> [WHAT IS BEING ASKED]:
Quote the whole listing word for word. Do not include the pictures.

-- Start of THE RECORDS --

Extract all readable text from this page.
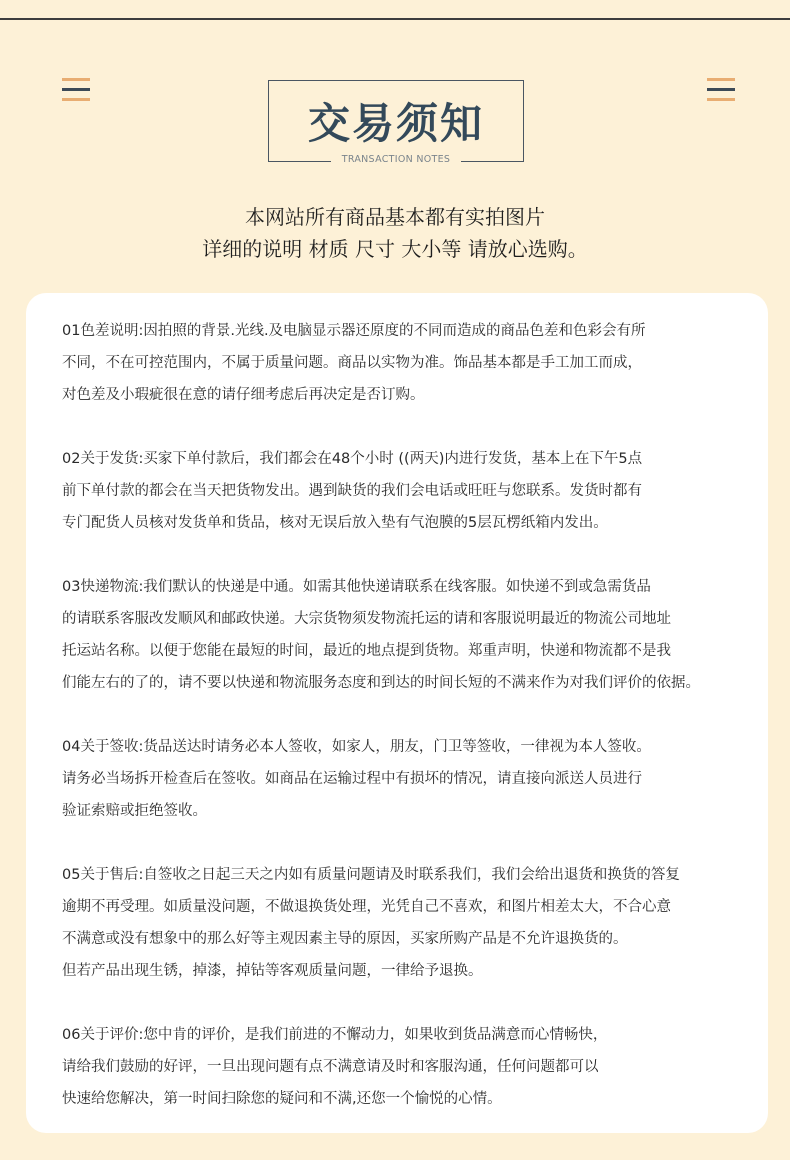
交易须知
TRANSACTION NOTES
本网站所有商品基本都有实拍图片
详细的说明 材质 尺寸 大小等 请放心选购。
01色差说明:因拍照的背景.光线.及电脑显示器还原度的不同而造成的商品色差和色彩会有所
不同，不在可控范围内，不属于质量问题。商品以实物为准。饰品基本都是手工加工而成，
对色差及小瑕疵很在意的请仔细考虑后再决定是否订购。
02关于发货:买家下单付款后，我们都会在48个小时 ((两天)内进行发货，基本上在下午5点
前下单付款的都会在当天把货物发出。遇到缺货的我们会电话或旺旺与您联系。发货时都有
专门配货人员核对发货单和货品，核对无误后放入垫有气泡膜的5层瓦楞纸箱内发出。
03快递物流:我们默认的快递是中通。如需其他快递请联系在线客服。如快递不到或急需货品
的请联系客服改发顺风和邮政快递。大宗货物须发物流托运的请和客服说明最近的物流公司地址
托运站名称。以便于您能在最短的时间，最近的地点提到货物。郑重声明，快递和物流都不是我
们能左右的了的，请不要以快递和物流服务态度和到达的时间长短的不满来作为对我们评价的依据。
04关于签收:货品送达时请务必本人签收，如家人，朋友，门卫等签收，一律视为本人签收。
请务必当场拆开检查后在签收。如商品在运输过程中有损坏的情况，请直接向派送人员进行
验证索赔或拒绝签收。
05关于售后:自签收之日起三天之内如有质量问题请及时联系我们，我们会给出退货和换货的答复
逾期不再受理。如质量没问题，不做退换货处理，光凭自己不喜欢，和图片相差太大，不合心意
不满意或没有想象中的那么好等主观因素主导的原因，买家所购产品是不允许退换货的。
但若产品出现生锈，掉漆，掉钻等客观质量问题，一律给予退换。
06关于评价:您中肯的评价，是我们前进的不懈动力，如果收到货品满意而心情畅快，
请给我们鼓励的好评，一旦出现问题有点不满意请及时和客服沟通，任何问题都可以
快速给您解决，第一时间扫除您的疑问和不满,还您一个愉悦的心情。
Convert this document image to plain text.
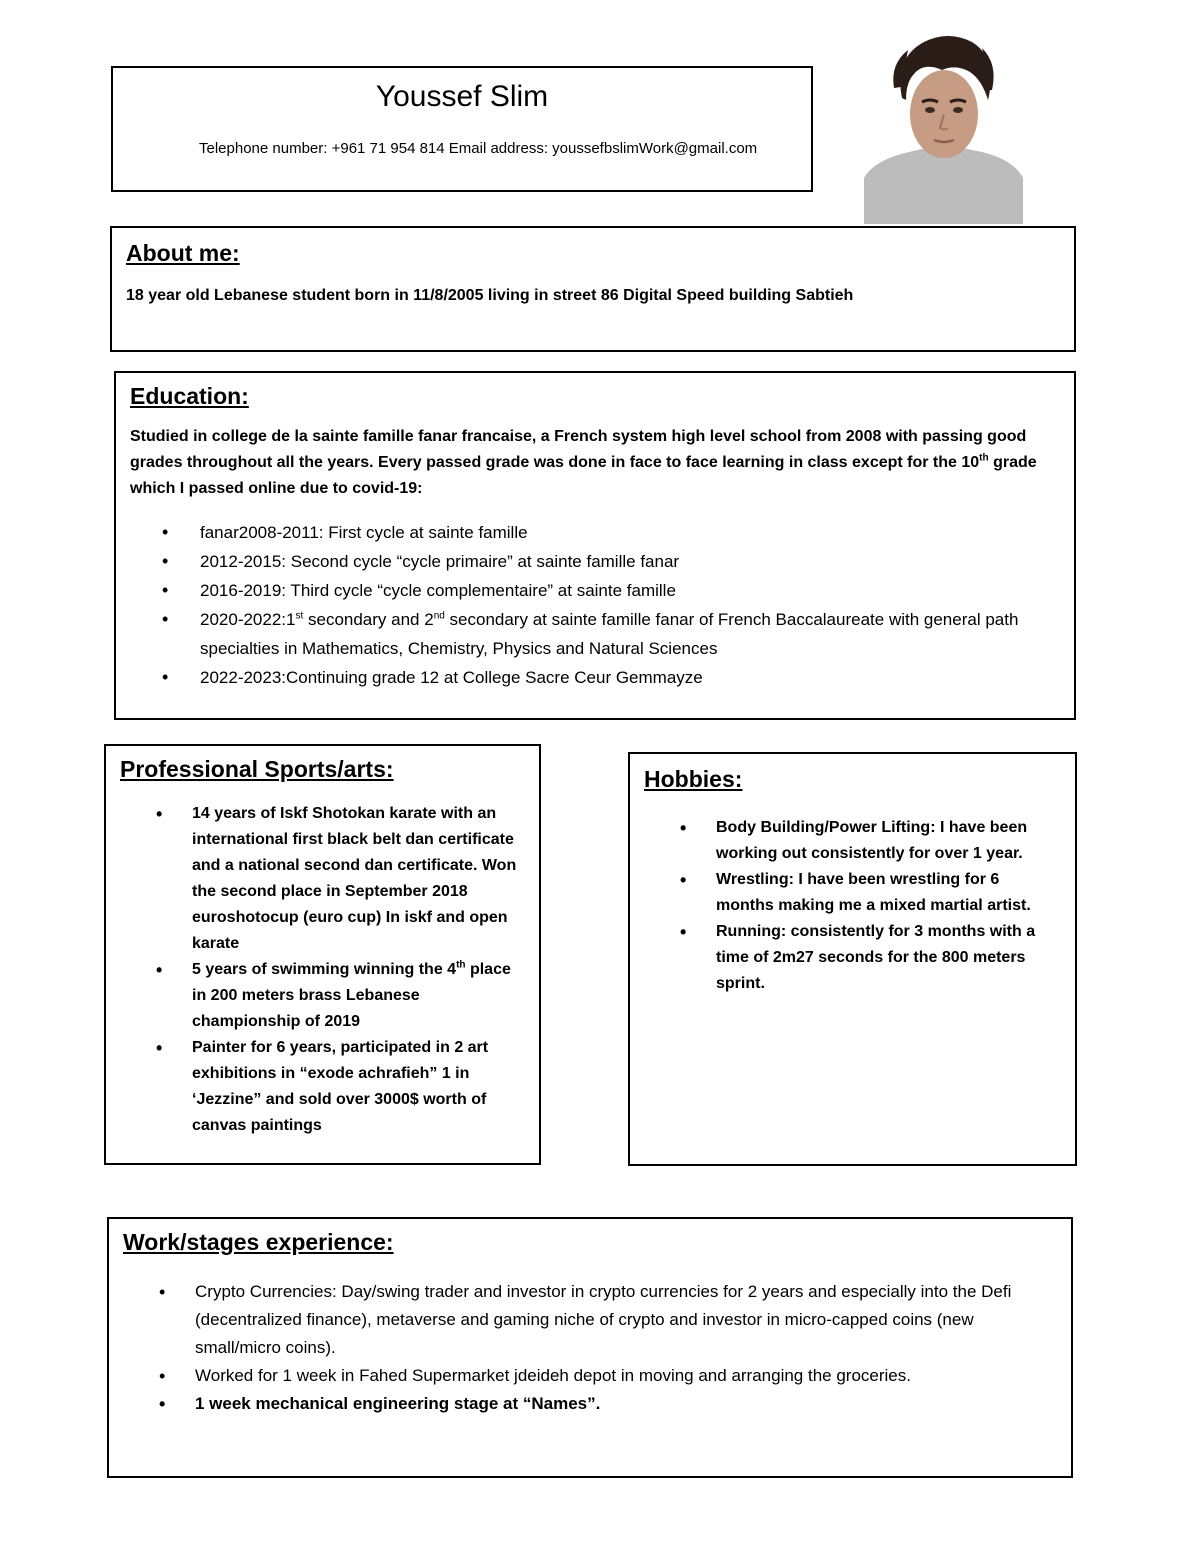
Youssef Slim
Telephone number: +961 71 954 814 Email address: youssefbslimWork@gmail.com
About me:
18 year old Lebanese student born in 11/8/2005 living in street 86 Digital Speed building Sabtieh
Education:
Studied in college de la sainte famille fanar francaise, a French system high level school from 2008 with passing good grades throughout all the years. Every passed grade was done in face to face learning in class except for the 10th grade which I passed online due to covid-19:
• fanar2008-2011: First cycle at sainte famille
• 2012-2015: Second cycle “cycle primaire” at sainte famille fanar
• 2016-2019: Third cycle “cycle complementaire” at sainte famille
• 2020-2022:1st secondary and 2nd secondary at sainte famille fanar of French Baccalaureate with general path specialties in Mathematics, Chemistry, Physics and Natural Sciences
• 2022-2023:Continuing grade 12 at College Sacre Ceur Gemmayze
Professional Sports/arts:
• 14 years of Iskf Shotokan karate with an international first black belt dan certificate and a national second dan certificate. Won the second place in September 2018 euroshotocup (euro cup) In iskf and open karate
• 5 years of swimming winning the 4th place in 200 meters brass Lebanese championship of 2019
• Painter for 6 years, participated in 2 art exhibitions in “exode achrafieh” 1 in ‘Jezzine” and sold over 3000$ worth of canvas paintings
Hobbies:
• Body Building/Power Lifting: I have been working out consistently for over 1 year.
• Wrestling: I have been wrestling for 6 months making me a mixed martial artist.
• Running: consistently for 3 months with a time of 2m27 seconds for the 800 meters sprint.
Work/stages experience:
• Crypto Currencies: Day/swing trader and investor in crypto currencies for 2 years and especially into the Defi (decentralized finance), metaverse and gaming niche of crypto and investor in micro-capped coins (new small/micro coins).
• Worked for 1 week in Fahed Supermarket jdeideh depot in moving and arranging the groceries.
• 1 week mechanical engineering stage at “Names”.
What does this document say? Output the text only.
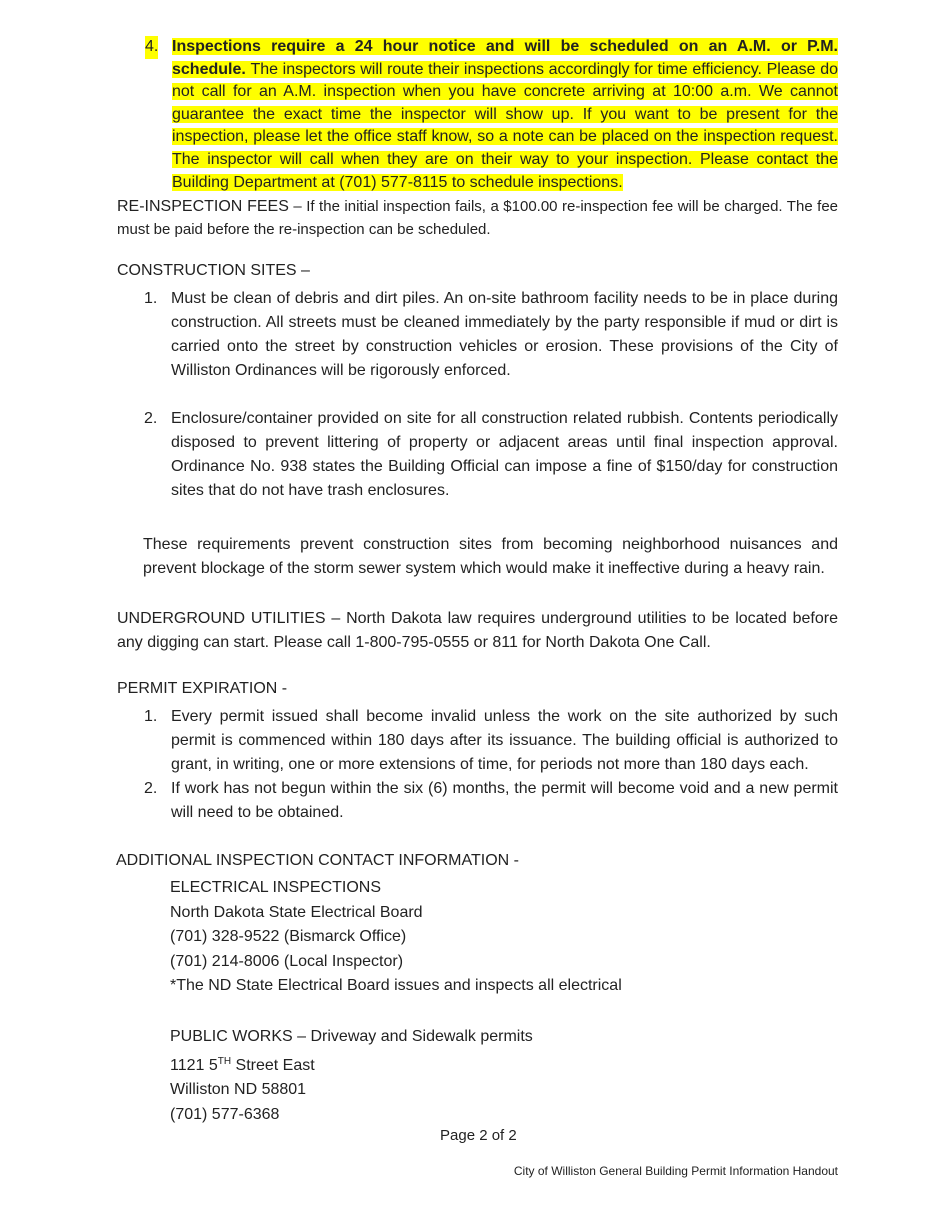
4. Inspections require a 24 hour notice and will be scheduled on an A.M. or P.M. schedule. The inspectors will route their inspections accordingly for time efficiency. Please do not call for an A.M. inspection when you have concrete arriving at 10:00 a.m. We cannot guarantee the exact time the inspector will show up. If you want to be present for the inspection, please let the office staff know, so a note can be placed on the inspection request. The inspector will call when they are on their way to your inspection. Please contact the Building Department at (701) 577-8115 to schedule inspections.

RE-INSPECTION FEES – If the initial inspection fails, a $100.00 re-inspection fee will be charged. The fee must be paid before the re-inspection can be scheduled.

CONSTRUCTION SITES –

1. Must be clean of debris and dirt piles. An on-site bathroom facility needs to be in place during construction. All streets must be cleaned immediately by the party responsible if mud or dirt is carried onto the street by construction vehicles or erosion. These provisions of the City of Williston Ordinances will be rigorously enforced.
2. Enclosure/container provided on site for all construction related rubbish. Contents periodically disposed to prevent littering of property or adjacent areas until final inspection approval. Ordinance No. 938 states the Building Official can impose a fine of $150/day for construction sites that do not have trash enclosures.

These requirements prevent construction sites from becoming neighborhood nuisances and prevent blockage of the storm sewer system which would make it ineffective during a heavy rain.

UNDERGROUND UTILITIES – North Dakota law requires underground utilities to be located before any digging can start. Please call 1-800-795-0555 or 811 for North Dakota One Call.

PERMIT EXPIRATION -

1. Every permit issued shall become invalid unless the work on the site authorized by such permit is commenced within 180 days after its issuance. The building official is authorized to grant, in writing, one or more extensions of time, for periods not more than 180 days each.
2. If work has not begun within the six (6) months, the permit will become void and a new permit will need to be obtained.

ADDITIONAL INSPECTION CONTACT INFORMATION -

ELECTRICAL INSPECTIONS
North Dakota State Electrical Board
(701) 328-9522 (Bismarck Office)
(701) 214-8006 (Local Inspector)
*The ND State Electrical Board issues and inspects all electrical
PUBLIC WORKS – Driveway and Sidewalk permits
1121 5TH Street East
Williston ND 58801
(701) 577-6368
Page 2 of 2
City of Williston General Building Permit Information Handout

-- End of THE RECORDS --

> [TASK RESPONSE]:
Extract all readable text from this page.
交易须知
TRANSACTION NOTES
本网站所有商品基本都有实拍图片
详细的说明 材质 尺寸 大小等 请放心选购。
01色差说明:因拍照的背景.光线.及电脑显示器还原度的不同而造成的商品色差和色彩会有所
不同，不在可控范围内，不属于质量问题。商品以实物为准。饰品基本都是手工加工而成，
对色差及小瑕疵很在意的请仔细考虑后再决定是否订购。
02关于发货:买家下单付款后，我们都会在48个小时 ((两天)内进行发货，基本上在下午5点
前下单付款的都会在当天把货物发出。遇到缺货的我们会电话或旺旺与您联系。发货时都有
专门配货人员核对发货单和货品，核对无误后放入垫有气泡膜的5层瓦楞纸箱内发出。
03快递物流:我们默认的快递是中通。如需其他快递请联系在线客服。如快递不到或急需货品
的请联系客服改发顺风和邮政快递。大宗货物须发物流托运的请和客服说明最近的物流公司地址
托运站名称。以便于您能在最短的时间，最近的地点提到货物。郑重声明，快递和物流都不是我
们能左右的了的，请不要以快递和物流服务态度和到达的时间长短的不满来作为对我们评价的依据。
04关于签收:货品送达时请务必本人签收，如家人，朋友，门卫等签收，一律视为本人签收。
请务必当场拆开检查后在签收。如商品在运输过程中有损坏的情况，请直接向派送人员进行
验证索赔或拒绝签收。
05关于售后:自签收之日起三天之内如有质量问题请及时联系我们，我们会给出退货和换货的答复
逾期不再受理。如质量没问题，不做退换货处理，光凭自己不喜欢，和图片相差太大，不合心意
不满意或没有想象中的那么好等主观因素主导的原因，买家所购产品是不允许退换货的。
但若产品出现生锈，掉漆，掉钻等客观质量问题，一律给予退换。
06关于评价:您中肯的评价，是我们前进的不懈动力，如果收到货品满意而心情畅快，
请给我们鼓励的好评，一旦出现问题有点不满意请及时和客服沟通，任何问题都可以
快速给您解决，第一时间扫除您的疑问和不满,还您一个愉悦的心情。
Convert this document image to plain text.
Youssef Slim
Telephone number: +961 71 954 814 Email address: youssefbslimWork@gmail.com
About me:
18 year old Lebanese student born in 11/8/2005 living in street 86 Digital Speed building Sabtieh
Education:
Studied in college de la sainte famille fanar francaise, a French system high level school from 2008 with passing good grades throughout all the years. Every passed grade was done in face to face learning in class except for the 10th grade which I passed online due to covid-19:
• fanar2008-2011: First cycle at sainte famille
• 2012-2015: Second cycle “cycle primaire” at sainte famille fanar
• 2016-2019: Third cycle “cycle complementaire” at sainte famille
• 2020-2022:1st secondary and 2nd secondary at sainte famille fanar of French Baccalaureate with general path specialties in Mathematics, Chemistry, Physics and Natural Sciences
• 2022-2023:Continuing grade 12 at College Sacre Ceur Gemmayze
Professional Sports/arts:
• 14 years of Iskf Shotokan karate with an international first black belt dan certificate and a national second dan certificate. Won the second place in September 2018 euroshotocup (euro cup) In iskf and open karate
• 5 years of swimming winning the 4th place in 200 meters brass Lebanese championship of 2019
• Painter for 6 years, participated in 2 art exhibitions in “exode achrafieh” 1 in ‘Jezzine” and sold over 3000$ worth of canvas paintings
Hobbies:
• Body Building/Power Lifting: I have been working out consistently for over 1 year.
• Wrestling: I have been wrestling for 6 months making me a mixed martial artist.
• Running: consistently for 3 months with a time of 2m27 seconds for the 800 meters sprint.
Work/stages experience:
• Crypto Currencies: Day/swing trader and investor in crypto currencies for 2 years and especially into the Defi (decentralized finance), metaverse and gaming niche of crypto and investor in micro-capped coins (new small/micro coins).
• Worked for 1 week in Fahed Supermarket jdeideh depot in moving and arranging the groceries.
• 1 week mechanical engineering stage at “Names”.
What does this document say? Output the text only.
4. Inspections require a 24 hour notice and will be scheduled on an A.M. or P.M. schedule. The inspectors will route their inspections accordingly for time efficiency. Please do not call for an A.M. inspection when you have concrete arriving at 10:00 a.m. We cannot guarantee the exact time the inspector will show up. If you want to be present for the inspection, please let the office staff know, so a note can be placed on the inspection request. The inspector will call when they are on their way to your inspection. Please contact the Building Department at (701) 577-8115 to schedule inspections.

RE-INSPECTION FEES – If the initial inspection fails, a $100.00 re-inspection fee will be charged. The fee must be paid before the re-inspection can be scheduled.

CONSTRUCTION SITES –

1. Must be clean of debris and dirt piles. An on-site bathroom facility needs to be in place during construction. All streets must be cleaned immediately by the party responsible if mud or dirt is carried onto the street by construction vehicles or erosion. These provisions of the City of Williston Ordinances will be rigorously enforced.
2. Enclosure/container provided on site for all construction related rubbish. Contents periodically disposed to prevent littering of property or adjacent areas until final inspection approval. Ordinance No. 938 states the Building Official can impose a fine of $150/day for construction sites that do not have trash enclosures.

These requirements prevent construction sites from becoming neighborhood nuisances and prevent blockage of the storm sewer system which would make it ineffective during a heavy rain.

UNDERGROUND UTILITIES – North Dakota law requires underground utilities to be located before any digging can start. Please call 1-800-795-0555 or 811 for North Dakota One Call.

PERMIT EXPIRATION -

1. Every permit issued shall become invalid unless the work on the site authorized by such permit is commenced within 180 days after its issuance. The building official is authorized to grant, in writing, one or more extensions of time, for periods not more than 180 days each.
2. If work has not begun within the six (6) months, the permit will become void and a new permit will need to be obtained.

ADDITIONAL INSPECTION CONTACT INFORMATION -

ELECTRICAL INSPECTIONS
North Dakota State Electrical Board
(701) 328-9522 (Bismarck Office)
(701) 214-8006 (Local Inspector)
*The ND State Electrical Board issues and inspects all electrical
PUBLIC WORKS – Driveway and Sidewalk permits
1121 5TH Street East
Williston ND 58801
(701) 577-6368
Page 2 of 2
City of Williston General Building Permit Information Handout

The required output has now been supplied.